§ **PROBLEM DESCRIPTION**: Show every line of the records below that contains the word "gens".

[Records that describe figures]
────

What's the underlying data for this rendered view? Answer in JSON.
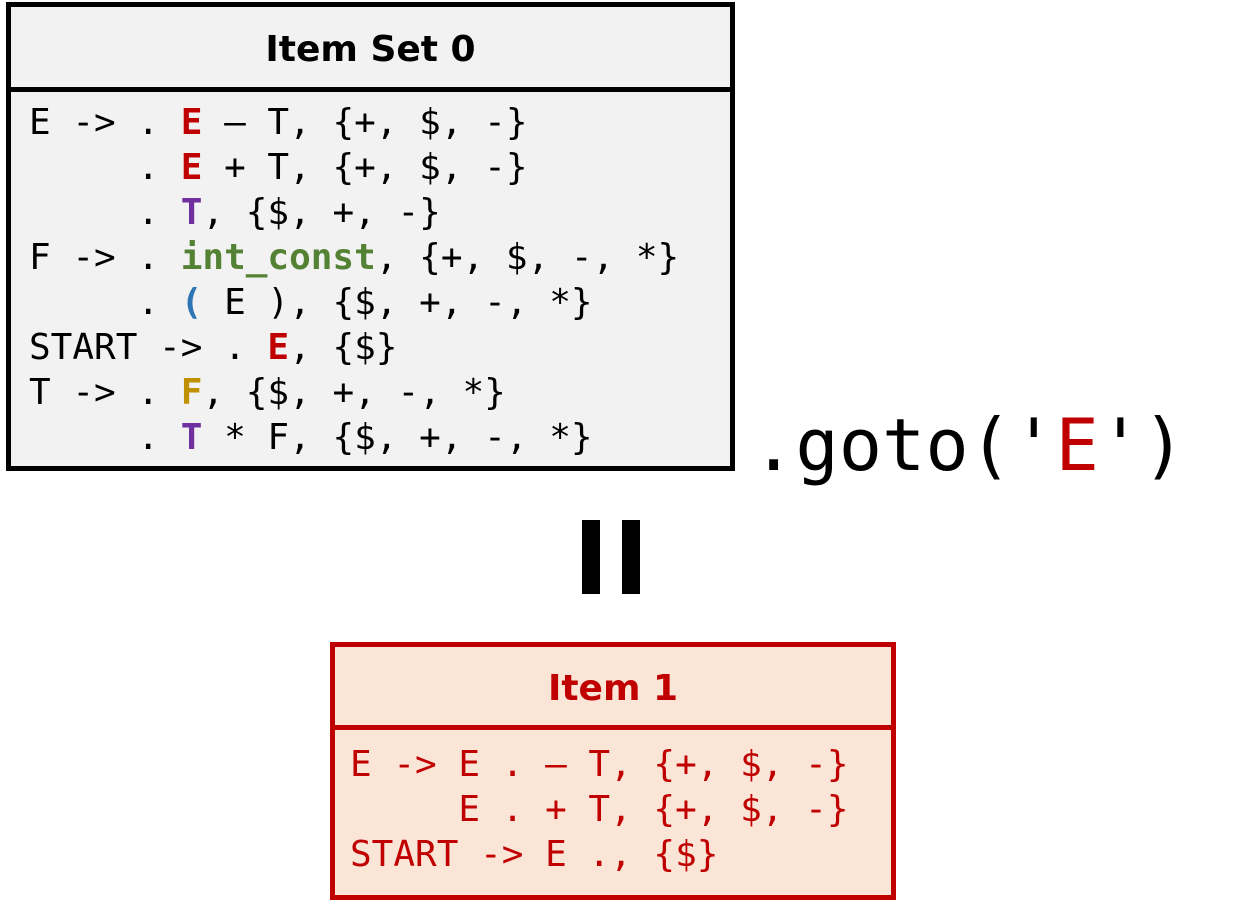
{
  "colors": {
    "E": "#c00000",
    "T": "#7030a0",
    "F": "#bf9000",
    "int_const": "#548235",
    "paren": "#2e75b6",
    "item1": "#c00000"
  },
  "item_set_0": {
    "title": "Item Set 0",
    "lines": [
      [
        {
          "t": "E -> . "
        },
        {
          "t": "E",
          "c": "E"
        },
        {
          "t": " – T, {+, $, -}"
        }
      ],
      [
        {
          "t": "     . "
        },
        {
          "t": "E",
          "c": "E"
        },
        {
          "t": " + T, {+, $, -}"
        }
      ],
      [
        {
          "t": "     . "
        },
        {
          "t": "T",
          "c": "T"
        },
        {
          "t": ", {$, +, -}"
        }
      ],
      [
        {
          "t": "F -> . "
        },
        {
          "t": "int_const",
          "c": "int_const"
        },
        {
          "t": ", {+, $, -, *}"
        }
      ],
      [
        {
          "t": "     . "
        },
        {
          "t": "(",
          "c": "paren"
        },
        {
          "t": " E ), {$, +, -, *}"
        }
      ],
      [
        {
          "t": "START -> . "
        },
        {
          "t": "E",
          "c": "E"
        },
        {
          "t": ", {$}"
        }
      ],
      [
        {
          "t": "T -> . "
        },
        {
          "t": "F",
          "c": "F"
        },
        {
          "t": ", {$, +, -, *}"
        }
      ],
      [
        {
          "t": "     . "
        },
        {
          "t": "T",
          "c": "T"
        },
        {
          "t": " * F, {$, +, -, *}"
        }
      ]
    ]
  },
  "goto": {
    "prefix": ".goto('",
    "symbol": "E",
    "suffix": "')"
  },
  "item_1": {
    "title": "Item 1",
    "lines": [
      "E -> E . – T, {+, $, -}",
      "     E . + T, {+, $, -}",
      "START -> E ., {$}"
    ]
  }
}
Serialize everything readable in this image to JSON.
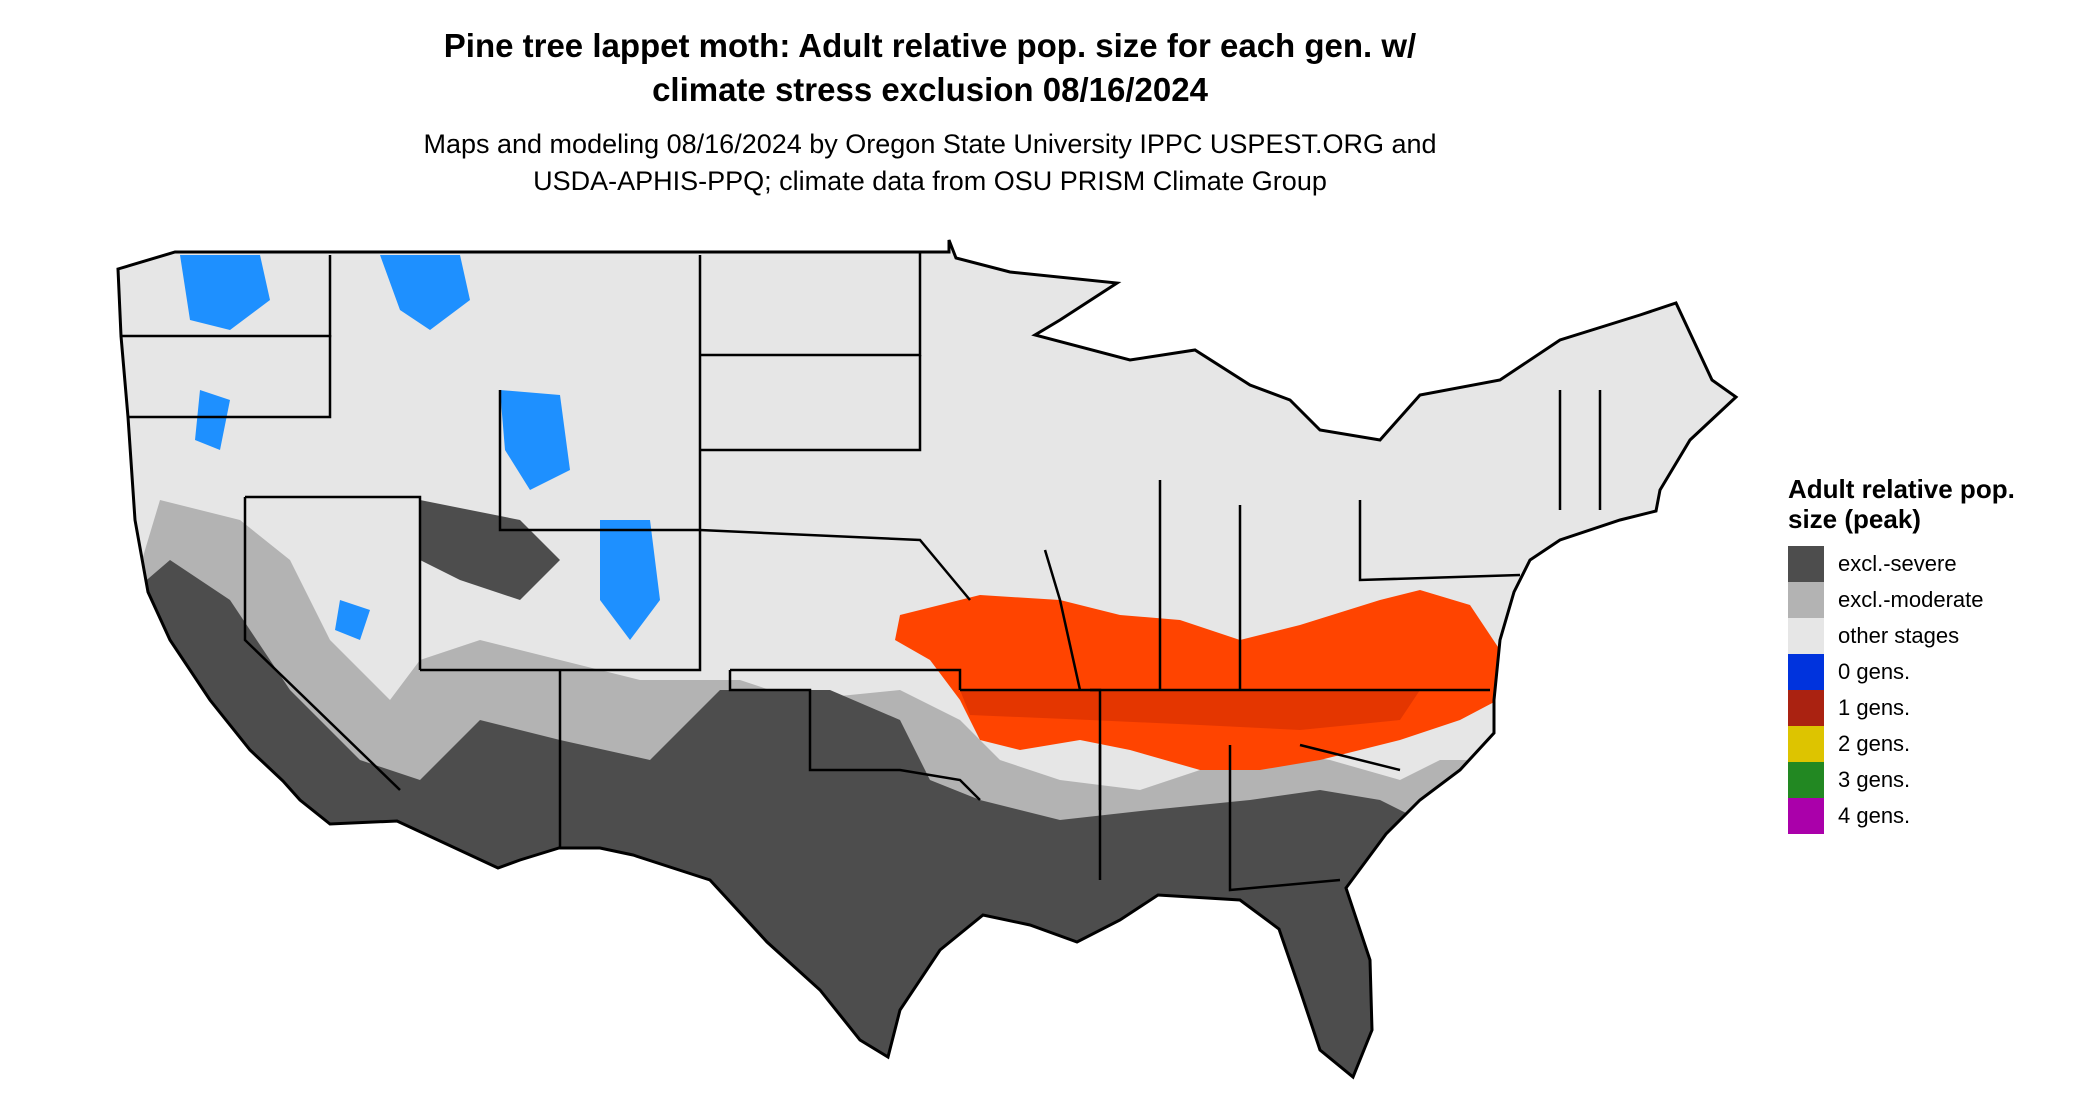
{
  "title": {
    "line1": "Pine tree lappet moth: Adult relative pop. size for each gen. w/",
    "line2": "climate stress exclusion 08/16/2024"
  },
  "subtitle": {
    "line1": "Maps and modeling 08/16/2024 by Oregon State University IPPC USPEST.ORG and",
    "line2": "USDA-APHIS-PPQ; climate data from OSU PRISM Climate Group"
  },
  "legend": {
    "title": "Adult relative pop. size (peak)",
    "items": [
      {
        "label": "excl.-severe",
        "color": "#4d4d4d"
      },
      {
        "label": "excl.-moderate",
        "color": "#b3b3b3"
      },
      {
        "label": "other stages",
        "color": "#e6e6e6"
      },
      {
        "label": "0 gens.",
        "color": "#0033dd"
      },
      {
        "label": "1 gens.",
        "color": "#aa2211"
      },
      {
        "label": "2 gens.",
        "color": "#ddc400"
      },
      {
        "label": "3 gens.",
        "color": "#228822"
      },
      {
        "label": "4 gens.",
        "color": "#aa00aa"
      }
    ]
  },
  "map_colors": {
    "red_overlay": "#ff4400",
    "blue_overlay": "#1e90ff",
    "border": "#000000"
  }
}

────

§ **RESPONSE BELOW**:
        "label": "0 gens.",
        "label": "1 gens.",
        "label": "2 gens.",
        "label": "3 gens.",
        "label": "4 gens.",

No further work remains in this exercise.